> [WRITTEN REQUEST]
Transcribe the records below exactly as they appear.

> [MATERIAL PROVIDED]
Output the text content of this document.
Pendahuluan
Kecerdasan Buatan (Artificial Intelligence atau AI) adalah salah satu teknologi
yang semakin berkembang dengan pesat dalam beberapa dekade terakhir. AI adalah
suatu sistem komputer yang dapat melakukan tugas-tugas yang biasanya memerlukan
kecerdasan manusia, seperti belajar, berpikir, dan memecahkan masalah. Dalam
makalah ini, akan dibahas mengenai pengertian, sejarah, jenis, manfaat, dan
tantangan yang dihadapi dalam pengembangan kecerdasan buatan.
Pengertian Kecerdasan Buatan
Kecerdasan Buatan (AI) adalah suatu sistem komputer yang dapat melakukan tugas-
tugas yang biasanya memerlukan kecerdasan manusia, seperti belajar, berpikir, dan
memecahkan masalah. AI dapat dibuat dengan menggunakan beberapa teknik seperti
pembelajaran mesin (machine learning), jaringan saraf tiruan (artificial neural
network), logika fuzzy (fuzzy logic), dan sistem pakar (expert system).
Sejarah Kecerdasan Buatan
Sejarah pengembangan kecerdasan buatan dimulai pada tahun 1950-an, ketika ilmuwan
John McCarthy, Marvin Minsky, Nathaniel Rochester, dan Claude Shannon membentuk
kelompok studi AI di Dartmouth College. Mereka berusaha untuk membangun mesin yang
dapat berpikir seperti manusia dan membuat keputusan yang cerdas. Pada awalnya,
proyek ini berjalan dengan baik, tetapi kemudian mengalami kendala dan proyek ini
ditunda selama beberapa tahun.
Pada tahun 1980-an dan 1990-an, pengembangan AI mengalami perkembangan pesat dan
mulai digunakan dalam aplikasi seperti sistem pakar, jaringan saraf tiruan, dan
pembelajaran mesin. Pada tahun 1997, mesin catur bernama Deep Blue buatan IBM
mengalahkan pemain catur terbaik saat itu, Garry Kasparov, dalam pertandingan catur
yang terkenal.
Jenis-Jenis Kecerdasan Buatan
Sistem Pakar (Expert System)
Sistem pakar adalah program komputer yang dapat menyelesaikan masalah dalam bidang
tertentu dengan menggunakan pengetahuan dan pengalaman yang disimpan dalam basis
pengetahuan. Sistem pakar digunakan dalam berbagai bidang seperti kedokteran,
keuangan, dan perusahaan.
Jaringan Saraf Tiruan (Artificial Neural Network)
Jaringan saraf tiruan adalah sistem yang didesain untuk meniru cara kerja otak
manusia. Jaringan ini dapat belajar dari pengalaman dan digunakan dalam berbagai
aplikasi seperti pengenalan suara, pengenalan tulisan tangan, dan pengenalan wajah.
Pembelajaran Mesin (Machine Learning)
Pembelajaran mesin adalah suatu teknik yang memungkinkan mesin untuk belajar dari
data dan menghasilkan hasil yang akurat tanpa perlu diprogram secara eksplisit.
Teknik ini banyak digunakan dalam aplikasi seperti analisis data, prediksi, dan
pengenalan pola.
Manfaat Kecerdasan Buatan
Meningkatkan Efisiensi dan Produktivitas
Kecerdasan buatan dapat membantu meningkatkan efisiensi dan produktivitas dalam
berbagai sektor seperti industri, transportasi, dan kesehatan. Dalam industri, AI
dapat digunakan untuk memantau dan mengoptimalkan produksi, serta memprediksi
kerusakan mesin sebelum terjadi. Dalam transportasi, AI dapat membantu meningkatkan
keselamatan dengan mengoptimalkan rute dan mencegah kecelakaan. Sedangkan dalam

> [FINISHED TASK]
Output the text content of this document.
Pendahuluan
Kecerdasan Buatan (Artificial Intelligence atau AI) adalah salah satu teknologi
yang semakin berkembang dengan pesat dalam beberapa dekade terakhir. AI adalah
suatu sistem komputer yang dapat melakukan tugas-tugas yang biasanya memerlukan
kecerdasan manusia, seperti belajar, berpikir, dan memecahkan masalah. Dalam
makalah ini, akan dibahas mengenai pengertian, sejarah, jenis, manfaat, dan
tantangan yang dihadapi dalam pengembangan kecerdasan buatan.
Pengertian Kecerdasan Buatan
Kecerdasan Buatan (AI) adalah suatu sistem komputer yang dapat melakukan tugas-
tugas yang biasanya memerlukan kecerdasan manusia, seperti belajar, berpikir, dan
memecahkan masalah. AI dapat dibuat dengan menggunakan beberapa teknik seperti
pembelajaran mesin (machine learning), jaringan saraf tiruan (artificial neural
network), logika fuzzy (fuzzy logic), dan sistem pakar (expert system).
Sejarah Kecerdasan Buatan
Sejarah pengembangan kecerdasan buatan dimulai pada tahun 1950-an, ketika ilmuwan
John McCarthy, Marvin Minsky, Nathaniel Rochester, dan Claude Shannon membentuk
kelompok studi AI di Dartmouth College. Mereka berusaha untuk membangun mesin yang
dapat berpikir seperti manusia dan membuat keputusan yang cerdas. Pada awalnya,
proyek ini berjalan dengan baik, tetapi kemudian mengalami kendala dan proyek ini
ditunda selama beberapa tahun.
Pada tahun 1980-an dan 1990-an, pengembangan AI mengalami perkembangan pesat dan
mulai digunakan dalam aplikasi seperti sistem pakar, jaringan saraf tiruan, dan
pembelajaran mesin. Pada tahun 1997, mesin catur bernama Deep Blue buatan IBM
mengalahkan pemain catur terbaik saat itu, Garry Kasparov, dalam pertandingan catur
yang terkenal.
Jenis-Jenis Kecerdasan Buatan
Sistem Pakar (Expert System)
Sistem pakar adalah program komputer yang dapat menyelesaikan masalah dalam bidang
tertentu dengan menggunakan pengetahuan dan pengalaman yang disimpan dalam basis
pengetahuan. Sistem pakar digunakan dalam berbagai bidang seperti kedokteran,
keuangan, dan perusahaan.
Jaringan Saraf Tiruan (Artificial Neural Network)
Jaringan saraf tiruan adalah sistem yang didesain untuk meniru cara kerja otak
manusia. Jaringan ini dapat belajar dari pengalaman dan digunakan dalam berbagai
aplikasi seperti pengenalan suara, pengenalan tulisan tangan, dan pengenalan wajah.
Pembelajaran Mesin (Machine Learning)
Pembelajaran mesin adalah suatu teknik yang memungkinkan mesin untuk belajar dari
data dan menghasilkan hasil yang akurat tanpa perlu diprogram secara eksplisit.
Teknik ini banyak digunakan dalam aplikasi seperti analisis data, prediksi, dan
pengenalan pola.
Manfaat Kecerdasan Buatan
Meningkatkan Efisiensi dan Produktivitas
Kecerdasan buatan dapat membantu meningkatkan efisiensi dan produktivitas dalam
berbagai sektor seperti industri, transportasi, dan kesehatan. Dalam industri, AI
dapat digunakan untuk memantau dan mengoptimalkan produksi, serta memprediksi
kerusakan mesin sebelum terjadi. Dalam transportasi, AI dapat membantu meningkatkan
keselamatan dengan mengoptimalkan rute dan mencegah kecelakaan. Sedangkan dalam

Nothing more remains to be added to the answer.